▸ **Aim of the task**: The records that follow must be reproduced in full, exactly as written.

▸ **Listed records**:
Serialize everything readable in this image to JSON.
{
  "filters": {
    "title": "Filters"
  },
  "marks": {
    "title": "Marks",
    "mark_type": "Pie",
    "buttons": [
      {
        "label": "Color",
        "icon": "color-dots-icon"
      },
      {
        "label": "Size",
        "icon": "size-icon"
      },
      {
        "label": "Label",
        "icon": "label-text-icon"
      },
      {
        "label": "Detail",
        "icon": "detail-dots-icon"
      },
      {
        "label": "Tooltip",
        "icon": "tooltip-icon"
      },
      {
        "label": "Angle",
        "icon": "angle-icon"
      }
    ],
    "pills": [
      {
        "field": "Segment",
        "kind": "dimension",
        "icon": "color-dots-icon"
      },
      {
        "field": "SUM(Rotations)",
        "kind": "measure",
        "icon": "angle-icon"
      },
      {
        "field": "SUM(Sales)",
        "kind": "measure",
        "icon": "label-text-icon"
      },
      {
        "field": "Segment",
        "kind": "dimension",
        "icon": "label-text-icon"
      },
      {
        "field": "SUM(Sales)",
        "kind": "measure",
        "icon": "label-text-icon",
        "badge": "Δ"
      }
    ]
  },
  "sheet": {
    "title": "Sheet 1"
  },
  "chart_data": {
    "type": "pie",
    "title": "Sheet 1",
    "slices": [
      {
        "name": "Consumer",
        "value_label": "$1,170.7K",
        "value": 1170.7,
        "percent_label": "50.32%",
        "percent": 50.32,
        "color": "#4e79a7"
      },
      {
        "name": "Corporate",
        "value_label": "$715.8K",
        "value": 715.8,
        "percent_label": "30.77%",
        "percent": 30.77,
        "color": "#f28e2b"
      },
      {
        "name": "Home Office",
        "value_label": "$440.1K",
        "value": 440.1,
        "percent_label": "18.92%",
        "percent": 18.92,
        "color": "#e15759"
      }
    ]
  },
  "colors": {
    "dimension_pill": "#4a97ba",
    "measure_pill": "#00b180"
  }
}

▸ **Task answer**:
Serialize everything readable in this image to JSON.
{
  "filters": {
    "title": "Filters"
  },
  "marks": {
    "title": "Marks",
    "mark_type": "Pie",
    "buttons": [
      {
        "label": "Color",
        "icon": "color-dots-icon"
      },
      {
        "label": "Size",
        "icon": "size-icon"
      },
      {
        "label": "Label",
        "icon": "label-text-icon"
      },
      {
        "label": "Detail",
        "icon": "detail-dots-icon"
      },
      {
        "label": "Tooltip",
        "icon": "tooltip-icon"
      },
      {
        "label": "Angle",
        "icon": "angle-icon"
      }
    ],
    "pills": [
      {
        "field": "Segment",
        "kind": "dimension",
        "icon": "color-dots-icon"
      },
      {
        "field": "SUM(Rotations)",
        "kind": "measure",
        "icon": "angle-icon"
      },
      {
        "field": "SUM(Sales)",
        "kind": "measure",
        "icon": "label-text-icon"
      },
      {
        "field": "Segment",
        "kind": "dimension",
        "icon": "label-text-icon"
      },
      {
        "field": "SUM(Sales)",
        "kind": "measure",
        "icon": "label-text-icon",
        "badge": "Δ"
      }
    ]
  },
  "sheet": {
    "title": "Sheet 1"
  },
  "chart_data": {
    "type": "pie",
    "title": "Sheet 1",
    "slices": [
      {
        "name": "Consumer",
        "value_label": "$1,170.7K",
        "value": 1170.7,
        "percent_label": "50.32%",
        "percent": 50.32,
        "color": "#4e79a7"
      },
      {
        "name": "Corporate",
        "value_label": "$715.8K",
        "value": 715.8,
        "percent_label": "30.77%",
        "percent": 30.77,
        "color": "#f28e2b"
      },
      {
        "name": "Home Office",
        "value_label": "$440.1K",
        "value": 440.1,
        "percent_label": "18.92%",
        "percent": 18.92,
        "color": "#e15759"
      }
    ]
  },
  "colors": {
    "dimension_pill": "#4a97ba",
    "measure_pill": "#00b180"
  }
}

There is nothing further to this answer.